● Work to complete:
Would you pull out every line of the material that contains the string "title"?

● Data lines:
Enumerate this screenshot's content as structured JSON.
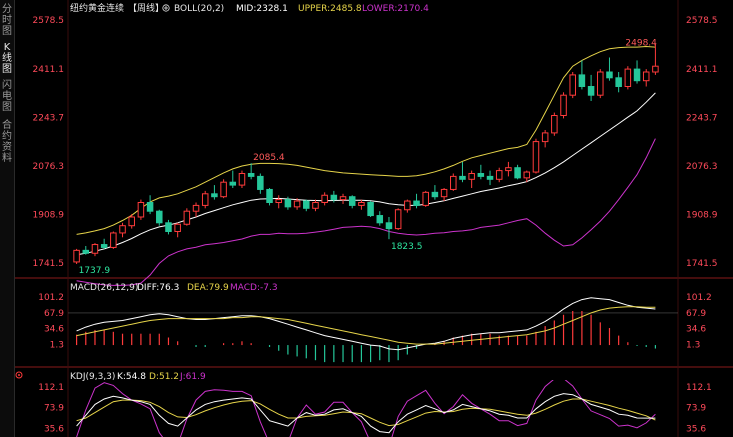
{
  "sidebar": {
    "tabs": [
      {
        "label": "分时图",
        "chars": [
          "分",
          "时",
          "图"
        ],
        "active": false
      },
      {
        "label": "K线图",
        "chars": [
          "K",
          "线",
          "图"
        ],
        "active": true
      },
      {
        "label": "闪电图",
        "chars": [
          "闪",
          "电",
          "图"
        ],
        "active": false
      },
      {
        "label": "合约资料",
        "chars": [
          "合",
          "约",
          "资",
          "料"
        ],
        "active": false
      }
    ]
  },
  "main_panel": {
    "symbol": "纽约黄金连续",
    "period": "【周线】",
    "bookmark_icon": "circle-plus-icon",
    "boll_label": "BOLL(20,2)",
    "mid_label": "MID:2328.1",
    "upper_label": "UPPER:2485.8",
    "lower_label": "LOWER:2170.4",
    "y_ticks_left": [
      "2578.5",
      "2411.1",
      "2243.7",
      "2076.3",
      "1908.9",
      "1741.5"
    ],
    "y_ticks_right": [
      "2578.5",
      "2411.1",
      "2243.7",
      "2076.3",
      "1908.9",
      "1741.5"
    ],
    "annotations": {
      "high_recent": "2498.4",
      "high_mid": "2085.4",
      "low_mid": "1823.5",
      "low_start": "1737.9"
    }
  },
  "macd_panel": {
    "label": "MACD(26,12,9)",
    "diff_label": "DIFF:76.3",
    "dea_label": "DEA:79.9",
    "macd_label": "MACD:-7.3",
    "y_ticks_left": [
      "101.2",
      "67.9",
      "34.6",
      "1.3"
    ],
    "y_ticks_right": [
      "101.2",
      "67.9",
      "34.6",
      "1.3"
    ]
  },
  "kdj_panel": {
    "label": "KDJ(9,3,3)",
    "k_label": "K:54.8",
    "d_label": "D:51.2",
    "j_label": "J:61.9",
    "y_ticks_left": [
      "112.1",
      "73.9",
      "35.6"
    ],
    "y_ticks_right": [
      "112.1",
      "73.9",
      "35.6"
    ]
  },
  "colors": {
    "background": "#000000",
    "up": "#ff3b3b",
    "down": "#25c79a",
    "text": "#e6e6e6",
    "axis_text": "#ff4a5a",
    "mid": "#ffffff",
    "upper": "#e6d44a",
    "lower": "#cc33cc",
    "diff": "#ffffff",
    "dea": "#e6d44a",
    "macd_label": "#cc33cc",
    "j": "#cc33cc",
    "divider": "#8a1a1a",
    "annotation_high": "#ff5a5a",
    "annotation_low": "#2ee6a0"
  },
  "chart_data": [
    {
      "type": "candlestick",
      "title": "纽约黄金连续【周线】",
      "ylim": [
        1700,
        2600
      ],
      "ohlc": [
        [
          1745,
          1790,
          1737.9,
          1785
        ],
        [
          1785,
          1800,
          1770,
          1775
        ],
        [
          1775,
          1810,
          1765,
          1805
        ],
        [
          1805,
          1825,
          1790,
          1795
        ],
        [
          1795,
          1850,
          1790,
          1845
        ],
        [
          1845,
          1880,
          1830,
          1870
        ],
        [
          1870,
          1910,
          1860,
          1900
        ],
        [
          1900,
          1960,
          1890,
          1950
        ],
        [
          1950,
          1975,
          1910,
          1920
        ],
        [
          1920,
          1925,
          1870,
          1880
        ],
        [
          1880,
          1890,
          1840,
          1850
        ],
        [
          1850,
          1880,
          1830,
          1875
        ],
        [
          1875,
          1930,
          1870,
          1920
        ],
        [
          1920,
          1950,
          1900,
          1940
        ],
        [
          1940,
          1990,
          1930,
          1980
        ],
        [
          1980,
          2010,
          1960,
          1970
        ],
        [
          1970,
          2030,
          1965,
          2020
        ],
        [
          2020,
          2060,
          2000,
          2010
        ],
        [
          2010,
          2060,
          2000,
          2050
        ],
        [
          2050,
          2085.4,
          2030,
          2040
        ],
        [
          2040,
          2050,
          1980,
          1995
        ],
        [
          1995,
          2000,
          1940,
          1950
        ],
        [
          1950,
          1975,
          1930,
          1960
        ],
        [
          1960,
          1970,
          1925,
          1935
        ],
        [
          1935,
          1965,
          1925,
          1955
        ],
        [
          1955,
          1960,
          1920,
          1930
        ],
        [
          1930,
          1960,
          1920,
          1950
        ],
        [
          1950,
          1985,
          1940,
          1975
        ],
        [
          1975,
          1990,
          1950,
          1960
        ],
        [
          1960,
          1980,
          1945,
          1970
        ],
        [
          1970,
          1975,
          1930,
          1940
        ],
        [
          1940,
          1960,
          1925,
          1950
        ],
        [
          1950,
          1955,
          1900,
          1905
        ],
        [
          1905,
          1920,
          1870,
          1880
        ],
        [
          1880,
          1900,
          1823.5,
          1860
        ],
        [
          1860,
          1930,
          1855,
          1925
        ],
        [
          1925,
          1960,
          1915,
          1955
        ],
        [
          1955,
          1980,
          1930,
          1940
        ],
        [
          1940,
          1990,
          1935,
          1985
        ],
        [
          1985,
          2010,
          1960,
          1970
        ],
        [
          1970,
          2000,
          1955,
          1995
        ],
        [
          1995,
          2050,
          1990,
          2040
        ],
        [
          2040,
          2090,
          2020,
          2030
        ],
        [
          2030,
          2060,
          2000,
          2050
        ],
        [
          2050,
          2080,
          2030,
          2040
        ],
        [
          2040,
          2060,
          2010,
          2030
        ],
        [
          2030,
          2070,
          2020,
          2060
        ],
        [
          2060,
          2090,
          2040,
          2070
        ],
        [
          2070,
          2080,
          2030,
          2035
        ],
        [
          2035,
          2060,
          2020,
          2055
        ],
        [
          2055,
          2170,
          2050,
          2160
        ],
        [
          2160,
          2200,
          2140,
          2190
        ],
        [
          2190,
          2260,
          2180,
          2250
        ],
        [
          2250,
          2330,
          2240,
          2320
        ],
        [
          2320,
          2400,
          2310,
          2390
        ],
        [
          2390,
          2440,
          2340,
          2350
        ],
        [
          2350,
          2390,
          2300,
          2320
        ],
        [
          2320,
          2410,
          2310,
          2400
        ],
        [
          2400,
          2450,
          2370,
          2380
        ],
        [
          2380,
          2400,
          2330,
          2350
        ],
        [
          2350,
          2420,
          2340,
          2410
        ],
        [
          2410,
          2440,
          2360,
          2370
        ],
        [
          2370,
          2410,
          2350,
          2400
        ],
        [
          2400,
          2498.4,
          2390,
          2420
        ]
      ],
      "mid": [
        1770,
        1775,
        1782,
        1790,
        1800,
        1812,
        1826,
        1842,
        1856,
        1866,
        1872,
        1880,
        1890,
        1900,
        1912,
        1922,
        1932,
        1942,
        1950,
        1958,
        1962,
        1963,
        1964,
        1962,
        1960,
        1958,
        1957,
        1956,
        1957,
        1958,
        1958,
        1958,
        1956,
        1952,
        1946,
        1942,
        1940,
        1940,
        1944,
        1950,
        1956,
        1964,
        1972,
        1980,
        1988,
        1994,
        2000,
        2008,
        2014,
        2022,
        2036,
        2052,
        2070,
        2090,
        2112,
        2134,
        2156,
        2178,
        2200,
        2222,
        2244,
        2266,
        2296,
        2328.1
      ],
      "upper": [
        1840,
        1845,
        1852,
        1860,
        1872,
        1888,
        1906,
        1930,
        1952,
        1966,
        1972,
        1980,
        1992,
        2004,
        2020,
        2036,
        2052,
        2066,
        2076,
        2082,
        2085,
        2085,
        2084,
        2082,
        2078,
        2072,
        2066,
        2060,
        2056,
        2052,
        2050,
        2048,
        2046,
        2044,
        2042,
        2040,
        2040,
        2042,
        2048,
        2056,
        2066,
        2078,
        2092,
        2104,
        2112,
        2120,
        2128,
        2136,
        2140,
        2150,
        2200,
        2260,
        2320,
        2380,
        2420,
        2440,
        2456,
        2470,
        2480,
        2484,
        2486,
        2486,
        2488,
        2485.8
      ],
      "lower": [
        1680,
        1675,
        1670,
        1666,
        1664,
        1664,
        1666,
        1672,
        1700,
        1740,
        1766,
        1780,
        1790,
        1796,
        1804,
        1808,
        1812,
        1818,
        1824,
        1834,
        1840,
        1840,
        1844,
        1842,
        1842,
        1844,
        1848,
        1852,
        1858,
        1864,
        1866,
        1868,
        1866,
        1860,
        1850,
        1844,
        1840,
        1838,
        1840,
        1844,
        1846,
        1850,
        1852,
        1856,
        1864,
        1868,
        1872,
        1880,
        1888,
        1894,
        1872,
        1844,
        1820,
        1800,
        1804,
        1828,
        1856,
        1886,
        1920,
        1960,
        2002,
        2046,
        2104,
        2170.4
      ]
    },
    {
      "type": "macd",
      "title": "MACD(26,12,9)",
      "ylim": [
        -40,
        110
      ],
      "diff": [
        30,
        38,
        44,
        48,
        50,
        52,
        56,
        60,
        64,
        66,
        64,
        60,
        56,
        54,
        54,
        56,
        58,
        60,
        62,
        62,
        60,
        56,
        50,
        44,
        38,
        32,
        26,
        20,
        16,
        12,
        8,
        4,
        0,
        -2,
        -8,
        -10,
        -6,
        -2,
        2,
        4,
        8,
        14,
        18,
        22,
        24,
        26,
        26,
        28,
        30,
        32,
        40,
        50,
        62,
        76,
        88,
        96,
        100,
        98,
        96,
        90,
        84,
        80,
        78,
        76.3
      ],
      "dea": [
        20,
        24,
        28,
        32,
        36,
        40,
        44,
        48,
        52,
        54,
        56,
        56,
        56,
        56,
        56,
        56,
        56,
        58,
        58,
        60,
        60,
        58,
        56,
        54,
        50,
        46,
        42,
        38,
        34,
        30,
        26,
        22,
        18,
        14,
        10,
        6,
        4,
        2,
        2,
        2,
        4,
        6,
        8,
        10,
        12,
        14,
        16,
        18,
        20,
        22,
        26,
        30,
        36,
        44,
        52,
        60,
        68,
        74,
        78,
        80,
        81,
        81,
        80,
        79.9
      ],
      "macd": [
        22,
        28,
        32,
        32,
        28,
        24,
        24,
        24,
        24,
        24,
        16,
        8,
        0,
        -4,
        -4,
        0,
        4,
        4,
        8,
        4,
        0,
        -4,
        -12,
        -20,
        -24,
        -28,
        -32,
        -36,
        -36,
        -36,
        -36,
        -36,
        -36,
        -32,
        -36,
        -32,
        -20,
        -8,
        0,
        4,
        8,
        16,
        20,
        24,
        24,
        24,
        20,
        20,
        20,
        20,
        28,
        40,
        52,
        64,
        72,
        72,
        64,
        48,
        36,
        20,
        6,
        -2,
        -4,
        -7.3
      ]
    },
    {
      "type": "kdj",
      "title": "KDJ(9,3,3)",
      "ylim": [
        20,
        125
      ],
      "k": [
        40,
        60,
        80,
        90,
        95,
        92,
        88,
        85,
        80,
        60,
        45,
        40,
        55,
        70,
        80,
        85,
        88,
        90,
        92,
        90,
        70,
        50,
        45,
        40,
        55,
        65,
        60,
        62,
        70,
        72,
        65,
        58,
        40,
        30,
        28,
        48,
        62,
        70,
        78,
        72,
        65,
        70,
        80,
        76,
        72,
        68,
        62,
        60,
        55,
        55,
        72,
        85,
        95,
        100,
        98,
        90,
        80,
        75,
        70,
        62,
        60,
        55,
        54.8,
        54.8
      ],
      "d": [
        50,
        55,
        65,
        75,
        85,
        88,
        88,
        87,
        84,
        76,
        65,
        57,
        56,
        61,
        68,
        74,
        79,
        83,
        86,
        87,
        81,
        71,
        62,
        55,
        55,
        58,
        59,
        60,
        63,
        66,
        65,
        63,
        55,
        47,
        41,
        43,
        50,
        57,
        64,
        67,
        66,
        67,
        71,
        73,
        72,
        71,
        68,
        65,
        62,
        60,
        64,
        71,
        79,
        86,
        90,
        90,
        86,
        82,
        78,
        73,
        69,
        64,
        59,
        51.2
      ],
      "j": [
        20,
        70,
        110,
        120,
        115,
        100,
        88,
        81,
        72,
        28,
        5,
        6,
        53,
        88,
        104,
        107,
        106,
        104,
        104,
        96,
        48,
        8,
        11,
        10,
        55,
        79,
        62,
        66,
        84,
        84,
        65,
        48,
        10,
        -4,
        2,
        58,
        86,
        96,
        106,
        82,
        63,
        76,
        98,
        82,
        72,
        62,
        50,
        50,
        41,
        45,
        88,
        113,
        127,
        128,
        114,
        90,
        68,
        61,
        54,
        40,
        42,
        37,
        46,
        61.9
      ]
    }
  ]
}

● Exercise output:
      "title": "纽约黄金连续【周线】",
      "title": "MACD(26,12,9)",
      "title": "KDJ(9,3,3)",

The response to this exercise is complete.